__文本片段__
题引:
释迦牟尼在世的时候,有一天正在精舍里打坐。
到了中午,有两个屠夫抬着一头猪从他面前走过。
释迦牟尼睁开眼睛问道:“这个是什么?”
当时好多弟子都愣在原地,不敢相信这话是从佛陀嘴里说出来的。
其中有一个弟子听到以后,还忍不住笑了出来。
——《指月录•卷一》
《第一章》:
㊣道可道,非常道。
(“道”如果说出来,就不是永恒之“道”。)
㊣名可名,非常名。
(“名”如果被命名,就不是真正的“名”)
㊣无名,天地之始。有名,万物之母。
(“无名”,可以称为天地的本源。“有名”可以称为万物的开始。)
㊣故常无欲,以观其妙。常有欲,以观其徼。
(因此,要常从“无欲”中去观悟“道”的奥妙。要常从“有欲”中去体察“道”的端倪。)
㊣此两者,同出而异名,同谓之玄。
(无与有这二者,来源相同而名称相异。都可称之为玄妙。)
㊣玄之又玄,众妙之门。
(玄妙又玄妙,深远又深远,正是天地宇宙的奥妙之源。)
以上就是通行的原文与译文。
【第二句】
㊣原文:名可名,非常名。
1、
首先,我们要解决第一个问题:
那就是老子为什么会说“名可名非常名”?
上一节我们已经讲过“道可道非常道”,通过三个层面论述了“我们只能接近真理,而无法抵达真理”。
因为这三个层面都不可靠:
第一个层面是:客观世界不可靠
第二个层面是:人本身不可靠。
第三个层面是:人类认识世界的过程不可靠。
其实还有第四个层面:
就是即使客观世界可靠,主观的人可靠,我们认识世界的过程也可靠,我们可以百分之百抵达真理的彼岸,或者是你通过自己的修行能够体悟和觉知到这个世界的真相。
那么问题来了:
你要怎么把它表达出来?
目前我们人类只有三种表达方法:
第一种是用言语,通俗的讲就是说话。
第二种是用语言,通俗的讲就是文字。
第三种是用沉默,通俗的讲就是暗示,也可以称之为眼神交流。
比如西周时期的暴君周厉王刚愎自用,听不得批评,于是就找了许多巫师充当特务,在大街小巷里偷听老百姓的谈话,只要谁敢妄议朝政,就立马抓起来处决。
最后导致人们在路上遇见的时候都不敢开口打招呼,只好“道路以目”,用眼神互相交流。
【备注:《国语·周语上》:"三十四年,王(厉王)益严,国人莫敢言,道路以目。"】
6、
显而易见:
“道可道,非常道”,属于言语表达;
“名可名,非常名”,属于文字表达。

__数据行__
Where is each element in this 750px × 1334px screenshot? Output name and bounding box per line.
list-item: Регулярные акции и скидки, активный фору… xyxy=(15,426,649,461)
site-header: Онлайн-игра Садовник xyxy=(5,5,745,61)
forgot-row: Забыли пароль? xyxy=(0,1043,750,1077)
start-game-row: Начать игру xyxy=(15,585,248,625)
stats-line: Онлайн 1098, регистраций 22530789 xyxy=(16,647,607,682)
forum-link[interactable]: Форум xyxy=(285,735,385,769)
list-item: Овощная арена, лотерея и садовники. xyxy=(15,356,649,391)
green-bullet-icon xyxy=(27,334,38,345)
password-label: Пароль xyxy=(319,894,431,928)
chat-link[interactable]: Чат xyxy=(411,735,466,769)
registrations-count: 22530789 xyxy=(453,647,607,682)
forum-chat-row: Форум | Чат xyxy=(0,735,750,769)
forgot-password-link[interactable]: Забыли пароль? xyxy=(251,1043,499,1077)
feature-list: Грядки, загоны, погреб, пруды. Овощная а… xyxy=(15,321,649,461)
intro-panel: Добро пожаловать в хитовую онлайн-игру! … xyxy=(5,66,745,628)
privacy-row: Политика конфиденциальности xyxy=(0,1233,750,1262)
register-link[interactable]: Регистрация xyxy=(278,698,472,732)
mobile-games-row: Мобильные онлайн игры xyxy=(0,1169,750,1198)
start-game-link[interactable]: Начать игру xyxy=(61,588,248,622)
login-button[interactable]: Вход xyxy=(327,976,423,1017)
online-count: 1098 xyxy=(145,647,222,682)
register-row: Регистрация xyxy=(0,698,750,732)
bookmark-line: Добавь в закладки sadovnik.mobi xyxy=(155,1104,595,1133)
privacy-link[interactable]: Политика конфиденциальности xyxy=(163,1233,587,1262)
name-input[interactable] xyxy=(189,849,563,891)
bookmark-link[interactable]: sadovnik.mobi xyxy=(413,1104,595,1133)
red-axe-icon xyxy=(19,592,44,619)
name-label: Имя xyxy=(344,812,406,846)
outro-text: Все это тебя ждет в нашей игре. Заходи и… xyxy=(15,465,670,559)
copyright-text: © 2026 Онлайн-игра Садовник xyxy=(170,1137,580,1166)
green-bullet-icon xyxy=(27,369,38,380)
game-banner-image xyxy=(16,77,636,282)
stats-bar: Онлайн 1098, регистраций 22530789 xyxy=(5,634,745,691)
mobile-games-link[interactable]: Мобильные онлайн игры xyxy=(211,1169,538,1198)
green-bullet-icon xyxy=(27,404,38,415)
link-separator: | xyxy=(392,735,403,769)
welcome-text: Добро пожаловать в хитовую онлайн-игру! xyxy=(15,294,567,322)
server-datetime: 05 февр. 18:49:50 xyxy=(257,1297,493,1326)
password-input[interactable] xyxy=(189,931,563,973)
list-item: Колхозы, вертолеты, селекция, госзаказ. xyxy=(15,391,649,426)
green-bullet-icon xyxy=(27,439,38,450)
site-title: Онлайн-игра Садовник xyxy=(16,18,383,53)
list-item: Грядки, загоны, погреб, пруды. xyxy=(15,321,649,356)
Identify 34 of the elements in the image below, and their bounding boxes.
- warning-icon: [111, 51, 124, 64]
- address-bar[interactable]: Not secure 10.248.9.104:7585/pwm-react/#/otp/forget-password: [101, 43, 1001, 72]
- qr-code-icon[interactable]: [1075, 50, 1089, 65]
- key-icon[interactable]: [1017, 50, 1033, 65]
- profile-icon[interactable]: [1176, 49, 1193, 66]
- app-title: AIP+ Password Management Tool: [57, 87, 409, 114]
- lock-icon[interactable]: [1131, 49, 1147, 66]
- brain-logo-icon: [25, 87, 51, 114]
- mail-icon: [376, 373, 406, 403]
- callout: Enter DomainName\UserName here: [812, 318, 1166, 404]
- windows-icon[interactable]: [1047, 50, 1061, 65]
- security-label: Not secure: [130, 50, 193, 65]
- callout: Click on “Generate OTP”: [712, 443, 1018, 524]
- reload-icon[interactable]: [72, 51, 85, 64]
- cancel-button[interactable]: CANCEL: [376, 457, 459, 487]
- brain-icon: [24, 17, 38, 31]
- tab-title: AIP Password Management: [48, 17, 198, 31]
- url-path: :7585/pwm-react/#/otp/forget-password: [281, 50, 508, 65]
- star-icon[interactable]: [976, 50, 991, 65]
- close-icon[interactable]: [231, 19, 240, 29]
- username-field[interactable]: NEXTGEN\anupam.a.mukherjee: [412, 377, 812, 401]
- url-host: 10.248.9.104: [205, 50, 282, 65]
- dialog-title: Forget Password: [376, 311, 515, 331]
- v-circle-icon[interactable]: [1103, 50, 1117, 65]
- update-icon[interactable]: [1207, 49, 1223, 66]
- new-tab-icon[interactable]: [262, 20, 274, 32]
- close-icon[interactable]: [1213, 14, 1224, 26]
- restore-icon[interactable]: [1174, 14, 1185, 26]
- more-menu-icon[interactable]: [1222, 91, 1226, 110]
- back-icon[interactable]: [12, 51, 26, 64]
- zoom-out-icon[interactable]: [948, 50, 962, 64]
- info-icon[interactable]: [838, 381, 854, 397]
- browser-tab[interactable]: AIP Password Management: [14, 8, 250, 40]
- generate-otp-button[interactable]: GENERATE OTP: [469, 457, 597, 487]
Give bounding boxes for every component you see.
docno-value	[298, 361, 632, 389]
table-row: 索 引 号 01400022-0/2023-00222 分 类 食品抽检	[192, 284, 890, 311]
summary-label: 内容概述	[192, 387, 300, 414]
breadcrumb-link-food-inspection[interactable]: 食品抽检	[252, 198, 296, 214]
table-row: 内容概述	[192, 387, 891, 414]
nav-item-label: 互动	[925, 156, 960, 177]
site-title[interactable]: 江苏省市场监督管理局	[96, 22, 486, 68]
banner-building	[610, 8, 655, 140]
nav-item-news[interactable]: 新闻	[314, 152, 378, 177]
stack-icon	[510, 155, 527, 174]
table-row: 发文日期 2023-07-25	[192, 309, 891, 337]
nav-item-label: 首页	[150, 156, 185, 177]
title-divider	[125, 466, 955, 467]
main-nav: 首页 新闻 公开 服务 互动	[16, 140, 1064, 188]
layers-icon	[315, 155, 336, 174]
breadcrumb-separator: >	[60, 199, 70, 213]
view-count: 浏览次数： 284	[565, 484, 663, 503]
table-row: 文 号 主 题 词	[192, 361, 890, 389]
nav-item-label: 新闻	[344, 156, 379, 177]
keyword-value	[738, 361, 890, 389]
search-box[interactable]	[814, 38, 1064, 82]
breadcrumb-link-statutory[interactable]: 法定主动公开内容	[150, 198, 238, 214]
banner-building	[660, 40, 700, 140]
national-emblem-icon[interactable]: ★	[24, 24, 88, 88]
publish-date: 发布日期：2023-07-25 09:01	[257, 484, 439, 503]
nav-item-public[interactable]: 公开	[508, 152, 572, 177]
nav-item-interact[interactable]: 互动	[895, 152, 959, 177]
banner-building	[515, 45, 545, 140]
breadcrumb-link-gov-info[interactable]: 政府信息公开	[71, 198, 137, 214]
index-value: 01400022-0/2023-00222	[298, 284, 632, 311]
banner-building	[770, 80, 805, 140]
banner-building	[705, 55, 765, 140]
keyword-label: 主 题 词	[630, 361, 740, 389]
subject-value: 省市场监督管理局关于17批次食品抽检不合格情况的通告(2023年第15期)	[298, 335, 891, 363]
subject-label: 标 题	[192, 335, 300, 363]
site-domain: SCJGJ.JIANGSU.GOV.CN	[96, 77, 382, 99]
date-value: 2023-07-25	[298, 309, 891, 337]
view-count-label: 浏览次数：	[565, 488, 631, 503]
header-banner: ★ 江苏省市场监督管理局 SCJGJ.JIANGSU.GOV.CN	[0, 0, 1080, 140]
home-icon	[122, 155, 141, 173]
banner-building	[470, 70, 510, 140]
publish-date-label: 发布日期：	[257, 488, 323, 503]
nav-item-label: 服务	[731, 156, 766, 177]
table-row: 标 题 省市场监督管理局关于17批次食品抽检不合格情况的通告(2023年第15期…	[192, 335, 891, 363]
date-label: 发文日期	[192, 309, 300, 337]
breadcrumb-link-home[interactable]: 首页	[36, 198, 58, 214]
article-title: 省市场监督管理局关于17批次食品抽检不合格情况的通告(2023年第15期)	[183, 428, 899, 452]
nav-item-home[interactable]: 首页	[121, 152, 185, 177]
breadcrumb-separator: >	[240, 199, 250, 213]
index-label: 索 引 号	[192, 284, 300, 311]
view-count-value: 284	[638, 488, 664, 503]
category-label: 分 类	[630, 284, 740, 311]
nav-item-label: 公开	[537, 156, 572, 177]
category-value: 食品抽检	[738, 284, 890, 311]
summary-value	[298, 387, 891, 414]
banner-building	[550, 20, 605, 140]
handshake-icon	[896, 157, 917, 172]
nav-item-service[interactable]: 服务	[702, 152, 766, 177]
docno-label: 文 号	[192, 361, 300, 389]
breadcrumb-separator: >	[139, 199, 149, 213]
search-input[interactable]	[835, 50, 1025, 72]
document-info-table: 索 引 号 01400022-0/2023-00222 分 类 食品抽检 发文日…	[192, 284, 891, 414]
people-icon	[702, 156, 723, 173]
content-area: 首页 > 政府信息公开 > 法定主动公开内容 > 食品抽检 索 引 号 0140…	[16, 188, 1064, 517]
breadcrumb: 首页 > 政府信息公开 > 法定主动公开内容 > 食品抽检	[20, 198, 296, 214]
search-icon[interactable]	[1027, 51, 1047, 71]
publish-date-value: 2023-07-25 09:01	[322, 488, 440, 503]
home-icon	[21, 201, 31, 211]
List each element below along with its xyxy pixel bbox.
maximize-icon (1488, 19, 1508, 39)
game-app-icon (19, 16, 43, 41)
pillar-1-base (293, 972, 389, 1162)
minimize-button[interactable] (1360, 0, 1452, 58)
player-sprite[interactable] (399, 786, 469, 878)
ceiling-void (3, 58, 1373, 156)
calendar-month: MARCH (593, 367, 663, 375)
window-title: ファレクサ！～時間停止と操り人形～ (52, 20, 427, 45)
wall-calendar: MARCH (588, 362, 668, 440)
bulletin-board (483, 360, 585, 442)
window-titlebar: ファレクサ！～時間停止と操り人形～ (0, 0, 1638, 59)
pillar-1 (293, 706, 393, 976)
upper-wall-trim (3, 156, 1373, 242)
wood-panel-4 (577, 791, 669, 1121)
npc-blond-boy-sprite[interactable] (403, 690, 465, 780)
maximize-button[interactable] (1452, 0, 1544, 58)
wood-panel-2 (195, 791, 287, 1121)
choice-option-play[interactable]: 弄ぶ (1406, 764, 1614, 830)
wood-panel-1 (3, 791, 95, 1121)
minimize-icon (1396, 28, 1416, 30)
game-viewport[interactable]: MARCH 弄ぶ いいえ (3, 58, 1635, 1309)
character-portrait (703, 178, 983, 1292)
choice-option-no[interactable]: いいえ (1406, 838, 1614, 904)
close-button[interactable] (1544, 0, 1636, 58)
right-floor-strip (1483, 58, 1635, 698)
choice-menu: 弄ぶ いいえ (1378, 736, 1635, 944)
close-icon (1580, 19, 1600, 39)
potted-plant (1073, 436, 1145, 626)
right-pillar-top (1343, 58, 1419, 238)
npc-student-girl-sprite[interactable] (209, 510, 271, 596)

__练习任务__
1 – 能把上面那组行从第一行起、到含有“forum-link[interactable]: Форум xyxy=(285,735,385,769)”的那一行为止(首尾两行都算)改写成 JSON 字符串列表吗?每行对应一个字符串,空行略去。
2 – 这篇讲解老子“名可名,非常名”的文字停在了最后一句,你能从那里往下续写吗?

__参考答案__
1 –
[
  "Where is each element in this 750px × 1334px screenshot? Output name and bounding box per line.",
  "list-item: Регулярные акции и скидки, активный фору… xyxy=(15,426,649,461)",
  "site-header: Онлайн-игра Садовник xyxy=(5,5,745,61)",
  "forgot-row: Забыли пароль? xyxy=(0,1043,750,1077)",
  "start-game-row: Начать игру xyxy=(15,585,248,625)",
  "stats-line: Онлайн 1098, регистраций 22530789 xyxy=(16,647,607,682)",
  "forum-link[interactable]: Форум xyxy=(285,735,385,769)"
]

2 –
遗憾的是:
无数的事实证明,这两种方法都不可靠。
所以,最好的表达其实是“沉默”,但是老子他能用“沉默”表达吗?
不能!因为在当时没有人能听的懂他“沉默的呼喊”。
孔子拜访他的时候才34岁,同样听不懂。
孔子只能听懂他说出来的话,听不懂他说不出来的那些话。
否则老子断然不会抛下芸芸众生,骑着青牛西出函谷关隐居。
所以:
并不是每一个好老师都像释迦牟尼那么幸运,开坛讲法的时候什么都不用说,只需拈一朵花,就能换来迦叶尊者一个会心的微笑。
从此,佛教就有了“不立文字,以心传心”的禅宗。
后来孔子在晚年的时候终于觉悟了,于是有一天上课的时候,也当着众弟子的面说了一句话:
“予欲无言。”
意思就是:
“我不想再说话了。”
结果,满堂的学生鸦雀无声,没有一个会心微笑的人。
相反,子贡一听都急哭了,就问:
“老师您不说话,那我们上课怎么记录,怎么交流啊?”
孔子失望地仰天长叹:
“天何言哉?四时行焉,百物生焉。天何言哉!?”
意思是:
”上天说过什么话吗?四季交替,万物生息,一切不都自然而然地发生着吗?“
其实孔子这番话背后所要表达的是 :
老天爷不言不语,我依然能领悟“天之道” ,领会“天”的旨意,,你们为什么就听不懂我的“沉默”呢?
没办法,“沉默”是最高级的语言,一般人一辈子都无法领会。
【备注一:《论语·阳货》:子曰:“予欲无言。”子贡曰:“子如不言,则小子何述焉?”子曰:“天何言哉?四时行焉,百物生焉。天何言哉?”】
【备注二:《五灯会元•卷一•七佛》:“世尊在灵山会上,拈花示众,是时众皆默然,唯迦叶尊者破颜微笑。”】
7、
因此,老子是迫不得已才选择了前两种不那么好的表达方式:
“言语和文字。”
而且还特意地提醒我们:
“道可道,非常道;名可名,非常名。”
这就是他写这两句话,也是写《道德经》的初衷。
8、
好,关于老子为什么要写“名可名非常名”问题解决了。
第二个问题就是:
“名可名,这两个“名”究竟各表达的是什么意思?”
其实并不难理解:
第一个“名”,是名词,指“名称”。
第二个“名”,是动词,意思是“命名”。
但是,古人创造“名”这个字的时候,有一个非常有趣的起源。
许慎在《说文解字》里说:
“名,自命也。从口从夕。夕者,冥也。冥不相见,故以口自名。”
意思就是:
在一个月黑风高的夜晚,两个人在马路上狭路相逢,没有路灯,互相看不清对方的脸。
其中一个人只好问:“来者何人?报上名来!”
另一个只好回答:“我乃黑旋风李逵是也!”
这就是“名”的起源,等于是自报家门。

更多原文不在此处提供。